■ RECORD EXCERPTS
------------------------------------------------------------
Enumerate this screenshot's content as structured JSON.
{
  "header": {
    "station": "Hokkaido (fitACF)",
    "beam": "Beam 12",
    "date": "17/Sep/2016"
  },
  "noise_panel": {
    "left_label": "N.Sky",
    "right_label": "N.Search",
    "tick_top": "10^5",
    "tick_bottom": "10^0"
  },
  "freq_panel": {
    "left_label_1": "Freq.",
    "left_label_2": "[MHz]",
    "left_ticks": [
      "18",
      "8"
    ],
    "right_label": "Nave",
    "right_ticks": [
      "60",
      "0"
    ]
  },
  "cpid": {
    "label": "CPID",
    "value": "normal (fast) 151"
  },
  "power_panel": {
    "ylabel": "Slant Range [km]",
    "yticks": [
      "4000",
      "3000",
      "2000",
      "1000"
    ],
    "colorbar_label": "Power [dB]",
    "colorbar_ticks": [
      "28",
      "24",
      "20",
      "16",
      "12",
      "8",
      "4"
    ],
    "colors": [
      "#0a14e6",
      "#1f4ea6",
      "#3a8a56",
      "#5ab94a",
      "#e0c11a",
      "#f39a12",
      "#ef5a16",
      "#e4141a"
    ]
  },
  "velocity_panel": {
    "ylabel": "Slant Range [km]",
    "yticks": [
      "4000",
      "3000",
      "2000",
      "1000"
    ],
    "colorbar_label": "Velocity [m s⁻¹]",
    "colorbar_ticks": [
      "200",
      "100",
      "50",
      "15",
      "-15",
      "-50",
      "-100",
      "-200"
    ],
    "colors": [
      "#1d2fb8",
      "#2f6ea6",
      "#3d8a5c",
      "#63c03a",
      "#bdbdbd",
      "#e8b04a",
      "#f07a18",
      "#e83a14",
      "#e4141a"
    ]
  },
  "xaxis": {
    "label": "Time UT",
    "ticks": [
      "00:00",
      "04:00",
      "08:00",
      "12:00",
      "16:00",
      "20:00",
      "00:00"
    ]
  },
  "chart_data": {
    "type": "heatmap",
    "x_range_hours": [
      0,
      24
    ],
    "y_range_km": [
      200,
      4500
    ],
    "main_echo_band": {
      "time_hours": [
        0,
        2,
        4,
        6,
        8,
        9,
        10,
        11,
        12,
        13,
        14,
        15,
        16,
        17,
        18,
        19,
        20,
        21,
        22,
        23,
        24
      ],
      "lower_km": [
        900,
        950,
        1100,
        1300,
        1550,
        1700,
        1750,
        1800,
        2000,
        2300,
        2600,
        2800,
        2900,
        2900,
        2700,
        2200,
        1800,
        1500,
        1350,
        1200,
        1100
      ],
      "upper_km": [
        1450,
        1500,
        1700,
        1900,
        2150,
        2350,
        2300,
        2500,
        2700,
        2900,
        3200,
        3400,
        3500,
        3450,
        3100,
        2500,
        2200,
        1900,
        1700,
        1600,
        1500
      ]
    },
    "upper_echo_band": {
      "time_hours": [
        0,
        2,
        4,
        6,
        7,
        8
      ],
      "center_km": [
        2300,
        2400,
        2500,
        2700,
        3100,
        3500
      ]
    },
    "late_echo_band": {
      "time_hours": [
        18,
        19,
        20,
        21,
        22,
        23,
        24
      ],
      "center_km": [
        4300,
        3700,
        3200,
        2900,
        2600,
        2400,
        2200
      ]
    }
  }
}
------------------------------------------------------------
■ JOB
Set down the material above again, word for word.

■ ANSWER TO THIS TASK
Enumerate this screenshot's content as structured JSON.
{
  "header": {
    "station": "Hokkaido (fitACF)",
    "beam": "Beam 12",
    "date": "17/Sep/2016"
  },
  "noise_panel": {
    "left_label": "N.Sky",
    "right_label": "N.Search",
    "tick_top": "10^5",
    "tick_bottom": "10^0"
  },
  "freq_panel": {
    "left_label_1": "Freq.",
    "left_label_2": "[MHz]",
    "left_ticks": [
      "18",
      "8"
    ],
    "right_label": "Nave",
    "right_ticks": [
      "60",
      "0"
    ]
  },
  "cpid": {
    "label": "CPID",
    "value": "normal (fast) 151"
  },
  "power_panel": {
    "ylabel": "Slant Range [km]",
    "yticks": [
      "4000",
      "3000",
      "2000",
      "1000"
    ],
    "colorbar_label": "Power [dB]",
    "colorbar_ticks": [
      "28",
      "24",
      "20",
      "16",
      "12",
      "8",
      "4"
    ],
    "colors": [
      "#0a14e6",
      "#1f4ea6",
      "#3a8a56",
      "#5ab94a",
      "#e0c11a",
      "#f39a12",
      "#ef5a16",
      "#e4141a"
    ]
  },
  "velocity_panel": {
    "ylabel": "Slant Range [km]",
    "yticks": [
      "4000",
      "3000",
      "2000",
      "1000"
    ],
    "colorbar_label": "Velocity [m s⁻¹]",
    "colorbar_ticks": [
      "200",
      "100",
      "50",
      "15",
      "-15",
      "-50",
      "-100",
      "-200"
    ],
    "colors": [
      "#1d2fb8",
      "#2f6ea6",
      "#3d8a5c",
      "#63c03a",
      "#bdbdbd",
      "#e8b04a",
      "#f07a18",
      "#e83a14",
      "#e4141a"
    ]
  },
  "xaxis": {
    "label": "Time UT",
    "ticks": [
      "00:00",
      "04:00",
      "08:00",
      "12:00",
      "16:00",
      "20:00",
      "00:00"
    ]
  },
  "chart_data": {
    "type": "heatmap",
    "x_range_hours": [
      0,
      24
    ],
    "y_range_km": [
      200,
      4500
    ],
    "main_echo_band": {
      "time_hours": [
        0,
        2,
        4,
        6,
        8,
        9,
        10,
        11,
        12,
        13,
        14,
        15,
        16,
        17,
        18,
        19,
        20,
        21,
        22,
        23,
        24
      ],
      "lower_km": [
        900,
        950,
        1100,
        1300,
        1550,
        1700,
        1750,
        1800,
        2000,
        2300,
        2600,
        2800,
        2900,
        2900,
        2700,
        2200,
        1800,
        1500,
        1350,
        1200,
        1100
      ],
      "upper_km": [
        1450,
        1500,
        1700,
        1900,
        2150,
        2350,
        2300,
        2500,
        2700,
        2900,
        3200,
        3400,
        3500,
        3450,
        3100,
        2500,
        2200,
        1900,
        1700,
        1600,
        1500
      ]
    },
    "upper_echo_band": {
      "time_hours": [
        0,
        2,
        4,
        6,
        7,
        8
      ],
      "center_km": [
        2300,
        2400,
        2500,
        2700,
        3100,
        3500
      ]
    },
    "late_echo_band": {
      "time_hours": [
        18,
        19,
        20,
        21,
        22,
        23,
        24
      ],
      "center_km": [
        4300,
        3700,
        3200,
        2900,
        2600,
        2400,
        2200
      ]
    }
  }
}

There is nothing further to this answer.